• [SHORT PROBLEM]:
Each line that holds the word "this" counts once. Give the total number of such lines and nothing else.

((

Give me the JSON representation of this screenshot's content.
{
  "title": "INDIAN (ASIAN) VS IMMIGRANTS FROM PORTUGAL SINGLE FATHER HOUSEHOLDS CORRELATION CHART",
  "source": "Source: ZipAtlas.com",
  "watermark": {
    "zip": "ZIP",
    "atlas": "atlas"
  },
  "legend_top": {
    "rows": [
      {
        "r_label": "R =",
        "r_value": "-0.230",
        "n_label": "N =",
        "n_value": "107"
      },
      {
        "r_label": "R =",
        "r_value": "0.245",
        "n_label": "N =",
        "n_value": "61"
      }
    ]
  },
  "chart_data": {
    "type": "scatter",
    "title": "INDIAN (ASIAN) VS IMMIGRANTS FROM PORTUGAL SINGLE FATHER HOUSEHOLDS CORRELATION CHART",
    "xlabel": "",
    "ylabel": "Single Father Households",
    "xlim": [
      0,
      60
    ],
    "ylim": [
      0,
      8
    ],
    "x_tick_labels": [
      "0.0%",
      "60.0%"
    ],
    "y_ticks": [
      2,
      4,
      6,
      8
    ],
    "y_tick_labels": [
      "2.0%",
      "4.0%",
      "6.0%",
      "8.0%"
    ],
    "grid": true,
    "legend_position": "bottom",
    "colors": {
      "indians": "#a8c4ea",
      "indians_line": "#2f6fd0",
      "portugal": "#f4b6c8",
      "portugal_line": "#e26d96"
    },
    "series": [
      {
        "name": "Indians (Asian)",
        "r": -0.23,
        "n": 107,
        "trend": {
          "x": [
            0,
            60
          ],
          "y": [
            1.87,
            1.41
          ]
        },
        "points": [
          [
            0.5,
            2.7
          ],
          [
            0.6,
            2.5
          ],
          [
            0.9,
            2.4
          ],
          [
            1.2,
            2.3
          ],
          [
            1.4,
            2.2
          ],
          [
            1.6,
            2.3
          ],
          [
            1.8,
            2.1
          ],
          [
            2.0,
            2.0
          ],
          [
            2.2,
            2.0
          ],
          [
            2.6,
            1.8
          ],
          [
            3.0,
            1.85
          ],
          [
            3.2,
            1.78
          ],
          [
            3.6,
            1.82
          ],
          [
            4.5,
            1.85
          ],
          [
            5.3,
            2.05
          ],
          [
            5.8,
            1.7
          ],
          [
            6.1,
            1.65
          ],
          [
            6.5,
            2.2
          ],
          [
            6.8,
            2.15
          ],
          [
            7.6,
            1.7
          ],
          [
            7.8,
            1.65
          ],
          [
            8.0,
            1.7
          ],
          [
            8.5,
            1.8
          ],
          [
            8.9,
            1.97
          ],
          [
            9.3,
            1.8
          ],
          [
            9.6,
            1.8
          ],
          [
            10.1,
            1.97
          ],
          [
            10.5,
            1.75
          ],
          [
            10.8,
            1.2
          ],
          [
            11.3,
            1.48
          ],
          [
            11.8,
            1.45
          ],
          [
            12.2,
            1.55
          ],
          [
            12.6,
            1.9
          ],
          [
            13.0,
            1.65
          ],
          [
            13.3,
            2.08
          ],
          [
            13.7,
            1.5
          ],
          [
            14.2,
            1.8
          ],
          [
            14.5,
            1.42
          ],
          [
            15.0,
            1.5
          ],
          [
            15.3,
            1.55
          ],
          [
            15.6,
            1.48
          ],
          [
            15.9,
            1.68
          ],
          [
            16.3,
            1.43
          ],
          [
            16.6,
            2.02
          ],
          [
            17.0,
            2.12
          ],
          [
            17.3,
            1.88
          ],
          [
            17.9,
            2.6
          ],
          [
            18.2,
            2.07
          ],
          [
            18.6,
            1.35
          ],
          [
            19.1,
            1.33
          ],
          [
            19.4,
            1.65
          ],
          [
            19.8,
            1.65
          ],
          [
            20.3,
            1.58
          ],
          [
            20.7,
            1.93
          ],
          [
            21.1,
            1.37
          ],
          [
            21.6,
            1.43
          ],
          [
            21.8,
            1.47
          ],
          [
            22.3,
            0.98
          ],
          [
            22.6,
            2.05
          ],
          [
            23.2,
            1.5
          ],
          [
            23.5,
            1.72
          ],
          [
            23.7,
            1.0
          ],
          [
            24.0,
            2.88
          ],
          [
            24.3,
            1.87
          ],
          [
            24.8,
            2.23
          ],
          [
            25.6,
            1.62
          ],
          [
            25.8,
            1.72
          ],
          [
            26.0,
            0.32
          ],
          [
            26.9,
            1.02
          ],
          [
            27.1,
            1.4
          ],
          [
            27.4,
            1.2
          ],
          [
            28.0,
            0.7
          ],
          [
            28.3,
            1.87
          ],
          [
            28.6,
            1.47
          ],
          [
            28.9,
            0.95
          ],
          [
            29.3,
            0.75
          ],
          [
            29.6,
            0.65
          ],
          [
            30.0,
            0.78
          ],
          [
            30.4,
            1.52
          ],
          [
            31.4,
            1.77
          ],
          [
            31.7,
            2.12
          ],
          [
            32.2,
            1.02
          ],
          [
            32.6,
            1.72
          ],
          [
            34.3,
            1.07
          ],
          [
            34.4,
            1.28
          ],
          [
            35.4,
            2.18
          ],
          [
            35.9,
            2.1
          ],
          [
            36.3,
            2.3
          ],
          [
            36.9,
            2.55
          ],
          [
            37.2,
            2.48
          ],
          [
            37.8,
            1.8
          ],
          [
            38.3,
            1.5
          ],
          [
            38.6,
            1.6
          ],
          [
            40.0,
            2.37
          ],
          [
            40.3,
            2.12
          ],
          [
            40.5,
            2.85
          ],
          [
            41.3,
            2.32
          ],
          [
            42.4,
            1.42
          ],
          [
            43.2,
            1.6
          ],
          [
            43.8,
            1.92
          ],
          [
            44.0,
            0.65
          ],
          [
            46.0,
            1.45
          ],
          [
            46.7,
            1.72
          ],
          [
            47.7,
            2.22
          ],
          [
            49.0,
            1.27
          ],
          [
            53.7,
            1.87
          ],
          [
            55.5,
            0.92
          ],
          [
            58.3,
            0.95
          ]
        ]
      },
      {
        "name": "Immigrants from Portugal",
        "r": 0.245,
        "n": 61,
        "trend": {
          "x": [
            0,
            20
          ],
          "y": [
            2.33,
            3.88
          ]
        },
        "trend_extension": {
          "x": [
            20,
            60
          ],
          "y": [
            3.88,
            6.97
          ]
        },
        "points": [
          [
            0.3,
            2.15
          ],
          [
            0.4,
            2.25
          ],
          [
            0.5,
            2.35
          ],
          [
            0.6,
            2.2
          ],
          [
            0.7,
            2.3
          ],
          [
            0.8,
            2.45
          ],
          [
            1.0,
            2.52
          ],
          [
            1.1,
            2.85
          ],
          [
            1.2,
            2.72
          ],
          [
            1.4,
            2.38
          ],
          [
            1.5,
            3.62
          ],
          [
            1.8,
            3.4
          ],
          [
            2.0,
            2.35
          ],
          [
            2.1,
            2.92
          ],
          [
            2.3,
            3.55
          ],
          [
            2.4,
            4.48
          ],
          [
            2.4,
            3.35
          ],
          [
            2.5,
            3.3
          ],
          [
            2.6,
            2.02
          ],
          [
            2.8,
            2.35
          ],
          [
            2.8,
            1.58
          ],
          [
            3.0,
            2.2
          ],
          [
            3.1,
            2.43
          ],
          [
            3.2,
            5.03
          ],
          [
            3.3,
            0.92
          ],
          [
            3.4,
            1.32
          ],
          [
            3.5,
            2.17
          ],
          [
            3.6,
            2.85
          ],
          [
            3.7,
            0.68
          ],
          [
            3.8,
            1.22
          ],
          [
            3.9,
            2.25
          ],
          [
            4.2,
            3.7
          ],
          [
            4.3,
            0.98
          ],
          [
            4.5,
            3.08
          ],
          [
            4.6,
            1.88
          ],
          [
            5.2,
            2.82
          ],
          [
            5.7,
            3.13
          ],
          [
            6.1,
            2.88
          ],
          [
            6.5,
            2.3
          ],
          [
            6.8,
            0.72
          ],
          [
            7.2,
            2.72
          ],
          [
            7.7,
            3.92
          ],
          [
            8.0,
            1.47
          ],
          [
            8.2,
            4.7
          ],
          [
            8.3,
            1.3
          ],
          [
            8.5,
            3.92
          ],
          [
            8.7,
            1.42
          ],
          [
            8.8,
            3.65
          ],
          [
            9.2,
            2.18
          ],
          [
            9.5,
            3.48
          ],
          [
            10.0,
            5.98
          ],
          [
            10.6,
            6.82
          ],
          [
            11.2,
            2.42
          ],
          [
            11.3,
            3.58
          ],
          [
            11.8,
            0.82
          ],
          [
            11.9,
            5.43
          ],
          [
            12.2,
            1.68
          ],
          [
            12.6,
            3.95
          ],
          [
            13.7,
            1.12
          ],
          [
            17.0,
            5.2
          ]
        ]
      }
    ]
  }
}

))
((

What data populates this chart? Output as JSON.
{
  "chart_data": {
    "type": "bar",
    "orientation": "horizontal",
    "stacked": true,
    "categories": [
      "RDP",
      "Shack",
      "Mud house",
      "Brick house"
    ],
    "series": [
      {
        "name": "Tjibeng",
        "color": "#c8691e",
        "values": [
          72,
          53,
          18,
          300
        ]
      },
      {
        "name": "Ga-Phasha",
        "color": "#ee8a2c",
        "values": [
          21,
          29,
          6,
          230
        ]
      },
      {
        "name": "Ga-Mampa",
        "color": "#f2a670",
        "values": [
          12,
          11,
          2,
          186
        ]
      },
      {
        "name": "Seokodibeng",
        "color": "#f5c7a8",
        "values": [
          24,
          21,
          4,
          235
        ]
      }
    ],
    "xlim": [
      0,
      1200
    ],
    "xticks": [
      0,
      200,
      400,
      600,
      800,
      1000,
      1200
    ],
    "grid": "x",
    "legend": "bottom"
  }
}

))
((

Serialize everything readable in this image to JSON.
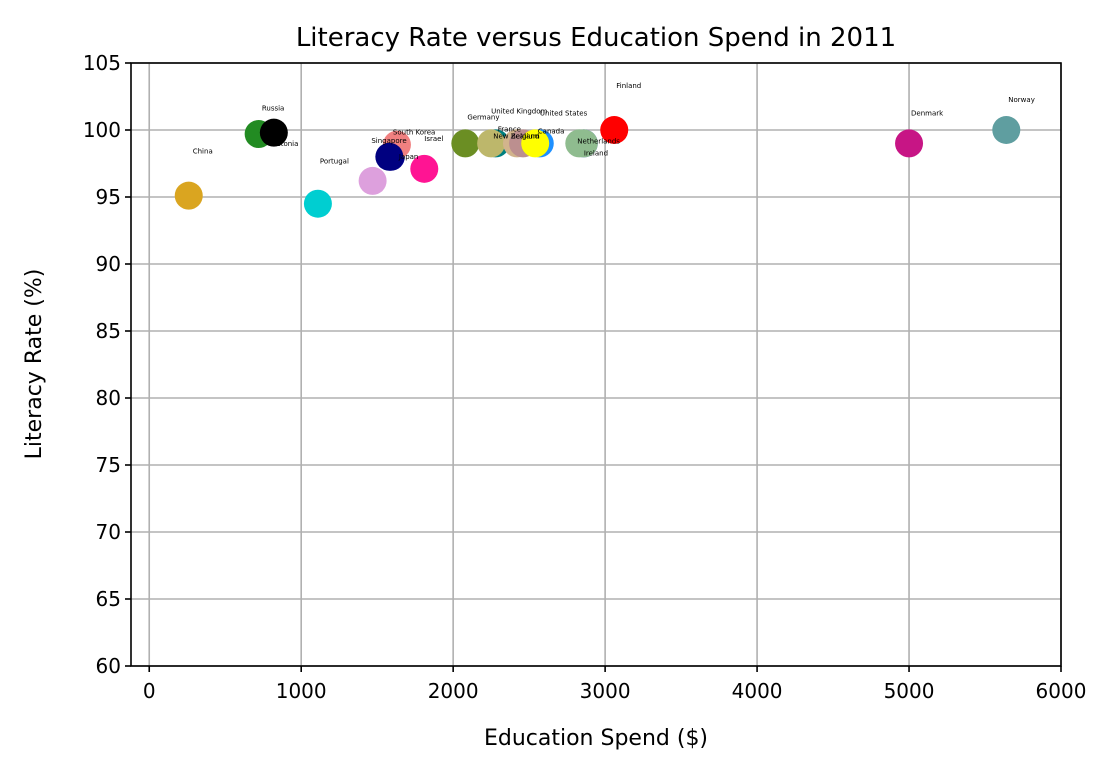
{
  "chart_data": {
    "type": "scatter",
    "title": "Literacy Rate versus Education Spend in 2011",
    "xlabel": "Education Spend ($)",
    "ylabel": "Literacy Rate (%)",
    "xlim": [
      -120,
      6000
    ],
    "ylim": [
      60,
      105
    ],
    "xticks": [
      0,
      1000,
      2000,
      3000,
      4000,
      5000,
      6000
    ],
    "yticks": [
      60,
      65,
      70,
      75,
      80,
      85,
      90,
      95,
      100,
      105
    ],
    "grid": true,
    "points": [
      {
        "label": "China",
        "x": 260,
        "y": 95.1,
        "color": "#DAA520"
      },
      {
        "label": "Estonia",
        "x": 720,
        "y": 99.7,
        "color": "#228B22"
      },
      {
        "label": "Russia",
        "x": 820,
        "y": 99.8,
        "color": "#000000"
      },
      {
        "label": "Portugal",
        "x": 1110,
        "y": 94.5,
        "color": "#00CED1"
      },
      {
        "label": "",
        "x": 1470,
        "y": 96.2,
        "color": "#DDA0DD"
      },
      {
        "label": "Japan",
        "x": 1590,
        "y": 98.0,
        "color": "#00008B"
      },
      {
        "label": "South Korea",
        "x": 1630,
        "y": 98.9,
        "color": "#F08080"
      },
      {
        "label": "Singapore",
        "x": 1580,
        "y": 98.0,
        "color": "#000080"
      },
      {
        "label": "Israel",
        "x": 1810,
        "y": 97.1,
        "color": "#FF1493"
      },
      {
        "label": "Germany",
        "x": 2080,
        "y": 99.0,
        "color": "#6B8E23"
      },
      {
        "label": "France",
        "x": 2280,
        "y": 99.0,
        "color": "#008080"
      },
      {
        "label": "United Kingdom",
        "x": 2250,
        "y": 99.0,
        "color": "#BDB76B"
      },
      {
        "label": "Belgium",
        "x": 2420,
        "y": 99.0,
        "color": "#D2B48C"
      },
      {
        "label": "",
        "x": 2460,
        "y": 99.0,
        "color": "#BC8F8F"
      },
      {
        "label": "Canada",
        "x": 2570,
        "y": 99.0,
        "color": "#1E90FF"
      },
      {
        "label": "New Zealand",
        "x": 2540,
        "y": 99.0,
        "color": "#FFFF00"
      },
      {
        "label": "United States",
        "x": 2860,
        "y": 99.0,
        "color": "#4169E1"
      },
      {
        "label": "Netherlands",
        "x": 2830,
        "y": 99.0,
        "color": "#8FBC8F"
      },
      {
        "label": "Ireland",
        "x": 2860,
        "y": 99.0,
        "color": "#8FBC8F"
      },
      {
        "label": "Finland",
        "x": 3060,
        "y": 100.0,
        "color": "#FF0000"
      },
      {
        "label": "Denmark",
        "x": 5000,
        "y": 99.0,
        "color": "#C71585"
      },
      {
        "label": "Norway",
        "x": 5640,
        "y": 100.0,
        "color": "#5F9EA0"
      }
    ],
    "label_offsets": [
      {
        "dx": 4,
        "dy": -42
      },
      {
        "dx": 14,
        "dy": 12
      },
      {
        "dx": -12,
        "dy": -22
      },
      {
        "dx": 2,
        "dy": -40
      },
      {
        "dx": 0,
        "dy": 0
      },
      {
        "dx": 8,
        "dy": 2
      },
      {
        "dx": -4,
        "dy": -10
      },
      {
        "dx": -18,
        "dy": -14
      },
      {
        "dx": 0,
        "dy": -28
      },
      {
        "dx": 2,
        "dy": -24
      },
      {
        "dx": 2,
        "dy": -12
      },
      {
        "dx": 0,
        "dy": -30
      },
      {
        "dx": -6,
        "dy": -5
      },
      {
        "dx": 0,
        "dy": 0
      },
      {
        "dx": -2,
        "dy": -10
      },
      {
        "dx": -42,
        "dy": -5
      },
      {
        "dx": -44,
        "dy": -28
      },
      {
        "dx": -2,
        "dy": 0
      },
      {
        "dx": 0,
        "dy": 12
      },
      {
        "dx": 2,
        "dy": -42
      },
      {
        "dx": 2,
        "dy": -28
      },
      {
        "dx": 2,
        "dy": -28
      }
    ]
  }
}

))

• [FULL RESPONSE]:
3